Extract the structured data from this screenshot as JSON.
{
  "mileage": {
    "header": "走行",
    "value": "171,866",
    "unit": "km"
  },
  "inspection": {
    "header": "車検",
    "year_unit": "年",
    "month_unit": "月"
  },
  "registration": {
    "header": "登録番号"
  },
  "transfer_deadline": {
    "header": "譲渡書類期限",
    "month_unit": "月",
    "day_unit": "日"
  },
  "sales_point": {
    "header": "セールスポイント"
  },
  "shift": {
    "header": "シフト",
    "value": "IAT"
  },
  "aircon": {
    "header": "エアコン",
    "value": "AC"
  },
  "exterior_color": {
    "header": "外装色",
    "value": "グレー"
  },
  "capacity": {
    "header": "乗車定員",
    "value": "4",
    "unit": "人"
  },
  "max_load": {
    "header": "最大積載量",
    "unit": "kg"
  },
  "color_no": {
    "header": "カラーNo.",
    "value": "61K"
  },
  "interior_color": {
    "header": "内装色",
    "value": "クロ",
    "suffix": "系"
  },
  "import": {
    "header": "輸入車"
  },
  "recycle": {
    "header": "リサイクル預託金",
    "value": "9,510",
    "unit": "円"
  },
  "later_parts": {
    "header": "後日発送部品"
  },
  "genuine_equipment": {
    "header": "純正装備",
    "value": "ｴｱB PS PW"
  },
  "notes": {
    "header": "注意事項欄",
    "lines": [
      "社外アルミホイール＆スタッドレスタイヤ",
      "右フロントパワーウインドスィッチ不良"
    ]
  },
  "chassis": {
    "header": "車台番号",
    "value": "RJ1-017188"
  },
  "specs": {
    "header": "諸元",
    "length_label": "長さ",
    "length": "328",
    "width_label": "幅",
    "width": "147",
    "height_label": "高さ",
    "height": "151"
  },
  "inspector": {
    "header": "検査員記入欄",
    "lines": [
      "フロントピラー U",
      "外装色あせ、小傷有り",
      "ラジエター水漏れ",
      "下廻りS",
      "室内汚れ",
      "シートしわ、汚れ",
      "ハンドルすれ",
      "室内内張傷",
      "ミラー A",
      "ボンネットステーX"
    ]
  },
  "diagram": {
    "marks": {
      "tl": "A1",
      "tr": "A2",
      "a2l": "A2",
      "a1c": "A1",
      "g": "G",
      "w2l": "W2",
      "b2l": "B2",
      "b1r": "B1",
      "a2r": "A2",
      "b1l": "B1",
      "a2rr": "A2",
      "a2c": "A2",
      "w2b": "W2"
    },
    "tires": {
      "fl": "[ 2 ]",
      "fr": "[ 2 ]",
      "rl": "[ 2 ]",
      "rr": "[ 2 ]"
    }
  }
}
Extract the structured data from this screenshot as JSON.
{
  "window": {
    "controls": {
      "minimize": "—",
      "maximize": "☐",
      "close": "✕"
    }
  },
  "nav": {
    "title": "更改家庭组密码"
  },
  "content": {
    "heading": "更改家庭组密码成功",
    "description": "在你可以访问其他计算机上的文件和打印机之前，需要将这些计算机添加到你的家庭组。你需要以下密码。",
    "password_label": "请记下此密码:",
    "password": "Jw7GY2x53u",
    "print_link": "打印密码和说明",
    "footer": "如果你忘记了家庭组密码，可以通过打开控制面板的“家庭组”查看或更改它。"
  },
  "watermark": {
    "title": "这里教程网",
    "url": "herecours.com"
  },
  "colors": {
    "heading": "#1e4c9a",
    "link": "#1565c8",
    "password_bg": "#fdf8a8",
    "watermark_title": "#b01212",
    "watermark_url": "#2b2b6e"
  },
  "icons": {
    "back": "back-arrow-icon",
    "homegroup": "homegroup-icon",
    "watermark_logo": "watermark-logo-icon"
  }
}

Exercise
From the listing above, extract all records word for word.

Exercise output
Extract the structured data from this screenshot as JSON.
{
  "mileage": {
    "header": "走行",
    "value": "171,866",
    "unit": "km"
  },
  "inspection": {
    "header": "車検",
    "year_unit": "年",
    "month_unit": "月"
  },
  "registration": {
    "header": "登録番号"
  },
  "transfer_deadline": {
    "header": "譲渡書類期限",
    "month_unit": "月",
    "day_unit": "日"
  },
  "sales_point": {
    "header": "セールスポイント"
  },
  "shift": {
    "header": "シフト",
    "value": "IAT"
  },
  "aircon": {
    "header": "エアコン",
    "value": "AC"
  },
  "exterior_color": {
    "header": "外装色",
    "value": "グレー"
  },
  "capacity": {
    "header": "乗車定員",
    "value": "4",
    "unit": "人"
  },
  "max_load": {
    "header": "最大積載量",
    "unit": "kg"
  },
  "color_no": {
    "header": "カラーNo.",
    "value": "61K"
  },
  "interior_color": {
    "header": "内装色",
    "value": "クロ",
    "suffix": "系"
  },
  "import": {
    "header": "輸入車"
  },
  "recycle": {
    "header": "リサイクル預託金",
    "value": "9,510",
    "unit": "円"
  },
  "later_parts": {
    "header": "後日発送部品"
  },
  "genuine_equipment": {
    "header": "純正装備",
    "value": "ｴｱB PS PW"
  },
  "notes": {
    "header": "注意事項欄",
    "lines": [
      "社外アルミホイール＆スタッドレスタイヤ",
      "右フロントパワーウインドスィッチ不良"
    ]
  },
  "chassis": {
    "header": "車台番号",
    "value": "RJ1-017188"
  },
  "specs": {
    "header": "諸元",
    "length_label": "長さ",
    "length": "328",
    "width_label": "幅",
    "width": "147",
    "height_label": "高さ",
    "height": "151"
  },
  "inspector": {
    "header": "検査員記入欄",
    "lines": [
      "フロントピラー U",
      "外装色あせ、小傷有り",
      "ラジエター水漏れ",
      "下廻りS",
      "室内汚れ",
      "シートしわ、汚れ",
      "ハンドルすれ",
      "室内内張傷",
      "ミラー A",
      "ボンネットステーX"
    ]
  },
  "diagram": {
    "marks": {
      "tl": "A1",
      "tr": "A2",
      "a2l": "A2",
      "a1c": "A1",
      "g": "G",
      "w2l": "W2",
      "b2l": "B2",
      "b1r": "B1",
      "a2r": "A2",
      "b1l": "B1",
      "a2rr": "A2",
      "a2c": "A2",
      "w2b": "W2"
    },
    "tires": {
      "fl": "[ 2 ]",
      "fr": "[ 2 ]",
      "rl": "[ 2 ]",
      "rr": "[ 2 ]"
    }
  }
}
Extract the structured data from this screenshot as JSON.
{
  "window": {
    "controls": {
      "minimize": "—",
      "maximize": "☐",
      "close": "✕"
    }
  },
  "nav": {
    "title": "更改家庭组密码"
  },
  "content": {
    "heading": "更改家庭组密码成功",
    "description": "在你可以访问其他计算机上的文件和打印机之前，需要将这些计算机添加到你的家庭组。你需要以下密码。",
    "password_label": "请记下此密码:",
    "password": "Jw7GY2x53u",
    "print_link": "打印密码和说明",
    "footer": "如果你忘记了家庭组密码，可以通过打开控制面板的“家庭组”查看或更改它。"
  },
  "watermark": {
    "title": "这里教程网",
    "url": "herecours.com"
  },
  "colors": {
    "heading": "#1e4c9a",
    "link": "#1565c8",
    "password_bg": "#fdf8a8",
    "watermark_title": "#b01212",
    "watermark_url": "#2b2b6e"
  },
  "icons": {
    "back": "back-arrow-icon",
    "homegroup": "homegroup-icon",
    "watermark_logo": "watermark-logo-icon"
  }
}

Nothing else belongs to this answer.